PAGE EXTRACT >>
•••••

Nanoparticles can cause unusual reorientation transitions in liquid crystals

(Nanowerk Spotlight) Many of the electronic devices we use in our everyday life employ liquid crystals in their optical displays – laptops, cell phones, flat screen TVs, digital watches, and calculators. Applications of liquid crystals are numerous and not just limited to displays: There are tunable liquid crystal filters, optical waveplates, camera lenses, beam-steering devices, spatial light modulators, and reconfigurable antennas for wireless communication, to name a few.
Electric field induced orientational transitions of elongated liquid crystal molecules are at the heart of the afore-mentioned technologies. Changing the applied voltage controls the orientation of liquid crystals and their properties such as color.
"Aligned liquid crystals can also impose their long-range orientational order on various organic and inorganic dopants," Yuriy Garbovskiy, Assistant Professor in the Department of Physics & Engineering Physics at Central Connecticut State University, tells Nanowerk. "In the simplest case, we can dissolve dopants such as pleochroic dyes – they absorb light of different colors depending on their orientation relative to the polarization of light – in a liquid crystal host."

•••••

RECORDED INFORMATION >>
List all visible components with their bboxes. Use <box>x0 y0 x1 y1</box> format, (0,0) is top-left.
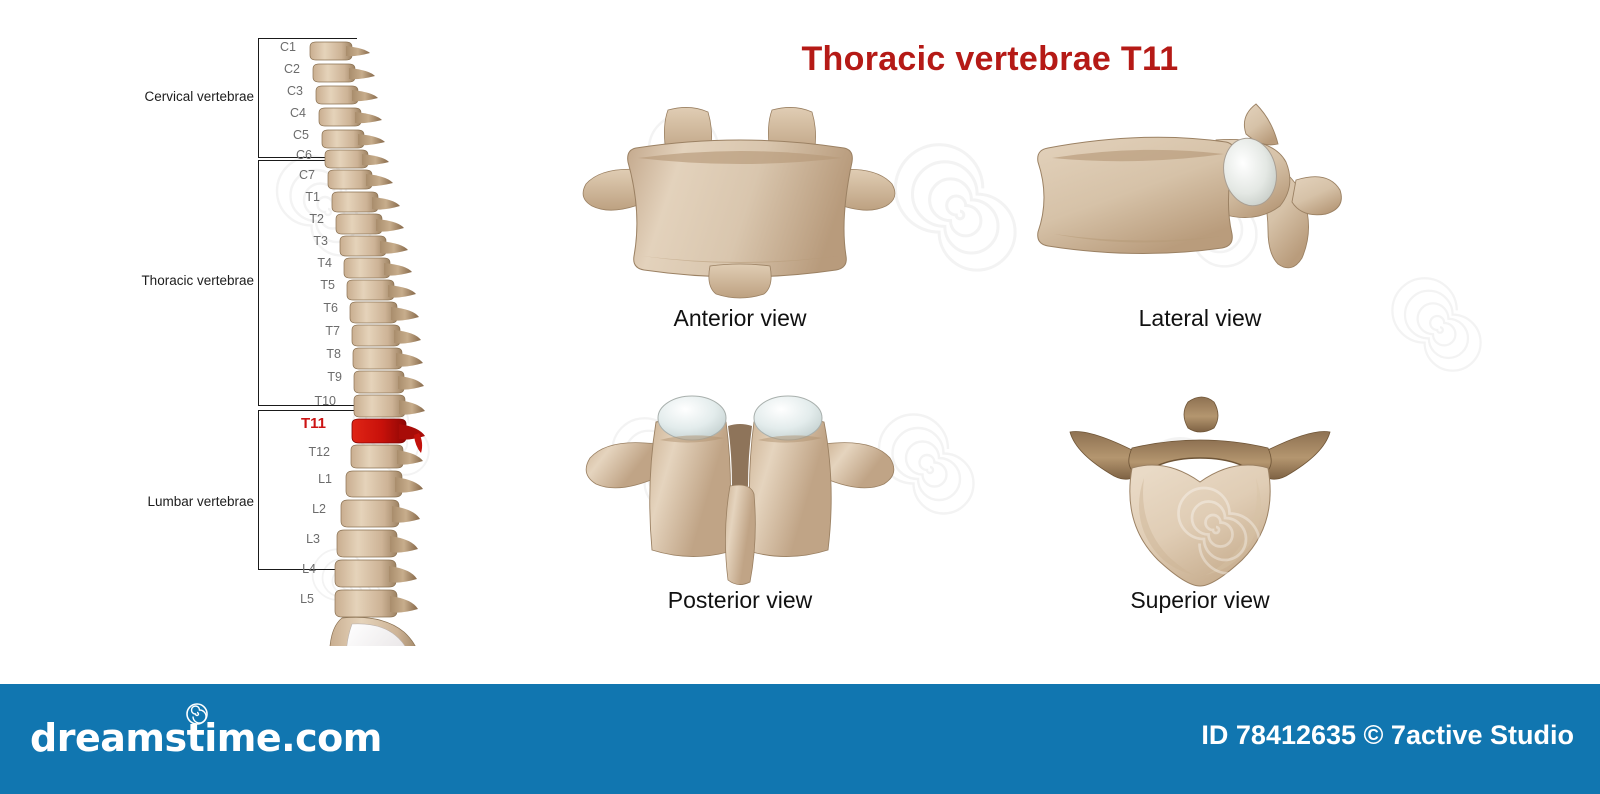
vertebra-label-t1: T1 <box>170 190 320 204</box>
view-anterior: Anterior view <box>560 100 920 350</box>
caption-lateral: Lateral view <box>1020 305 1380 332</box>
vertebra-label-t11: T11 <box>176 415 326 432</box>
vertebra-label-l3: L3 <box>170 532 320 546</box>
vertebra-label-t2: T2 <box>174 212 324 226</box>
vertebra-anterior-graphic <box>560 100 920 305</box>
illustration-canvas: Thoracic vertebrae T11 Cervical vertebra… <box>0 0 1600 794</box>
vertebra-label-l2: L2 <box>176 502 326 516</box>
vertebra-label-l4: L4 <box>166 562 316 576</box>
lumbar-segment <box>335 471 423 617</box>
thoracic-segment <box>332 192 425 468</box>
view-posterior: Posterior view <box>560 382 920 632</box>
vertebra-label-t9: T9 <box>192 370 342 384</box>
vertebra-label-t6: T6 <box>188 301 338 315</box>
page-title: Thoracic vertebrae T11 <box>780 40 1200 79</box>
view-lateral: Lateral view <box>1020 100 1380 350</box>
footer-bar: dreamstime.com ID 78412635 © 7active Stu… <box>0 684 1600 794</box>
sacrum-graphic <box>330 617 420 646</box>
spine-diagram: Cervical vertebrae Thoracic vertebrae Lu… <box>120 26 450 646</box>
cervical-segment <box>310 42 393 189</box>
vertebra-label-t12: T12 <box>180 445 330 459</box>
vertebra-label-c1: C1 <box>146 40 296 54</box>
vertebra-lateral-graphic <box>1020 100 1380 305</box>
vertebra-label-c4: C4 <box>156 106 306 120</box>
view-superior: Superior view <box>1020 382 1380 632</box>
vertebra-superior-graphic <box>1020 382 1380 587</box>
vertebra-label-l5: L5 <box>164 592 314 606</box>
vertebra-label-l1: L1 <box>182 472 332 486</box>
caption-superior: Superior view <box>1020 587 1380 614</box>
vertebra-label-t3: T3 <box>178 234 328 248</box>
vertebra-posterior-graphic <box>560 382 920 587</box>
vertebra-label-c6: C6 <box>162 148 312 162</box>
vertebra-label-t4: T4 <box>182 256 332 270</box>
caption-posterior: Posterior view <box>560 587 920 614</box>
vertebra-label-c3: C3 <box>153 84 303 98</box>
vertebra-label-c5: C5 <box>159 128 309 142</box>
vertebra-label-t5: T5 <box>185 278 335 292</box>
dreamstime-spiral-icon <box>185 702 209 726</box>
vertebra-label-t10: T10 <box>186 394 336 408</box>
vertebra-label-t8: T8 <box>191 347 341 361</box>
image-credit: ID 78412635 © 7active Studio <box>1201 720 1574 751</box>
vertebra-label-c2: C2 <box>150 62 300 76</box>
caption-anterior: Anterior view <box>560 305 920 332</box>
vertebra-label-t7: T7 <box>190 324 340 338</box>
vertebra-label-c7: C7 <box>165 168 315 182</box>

•••••

THINGS TO DO >>
(1) List the everyday electronic devices that the liquid crystals article says use liquid crystals in their optical displays.
(2) According to the liquid crystals article, what position does Yuriy Garbovskiy hold, and at which university?
(3) Carry the liquid crystals article forward, starting after its final sentence.
The entries are not needed for what follows.

EXERCISE RESPONSES >>
(1) Laptops, cell phones, flat screen TVs, digital watches, and calculators.

(2) He is an Assistant Professor in the Department of Physics & Engineering Physics at Central Connecticut State University.

(3)
"The applied electric field reorients the liquid crystal host, and the liquid crystal host via interactions with a dopant (a 'guest') reorients the guest," he explains. "As a result, we can control the orientation of the dopant by changing the orientation of the liquid crystal host. This effect is called the guest-host effect."
In a paper published in Nanoscale ("Inverse “guest–host” effect: ferroelectric nanoparticles mediated switching of nematic liquid crystals") Garbovskiy and his collaborators, A. Emelyanenko and A. Glushchenko, report an experimental observation of the electro-optical effect that is completely opposite to the conventional guest-host effect: ferroelectric nanoparticles being switched by an external field mediate the switching of liquid crystals.
As a result, orientational transitions in liquid crystals can be controlled by ferroelectric nanoparticles dispersed in such materials.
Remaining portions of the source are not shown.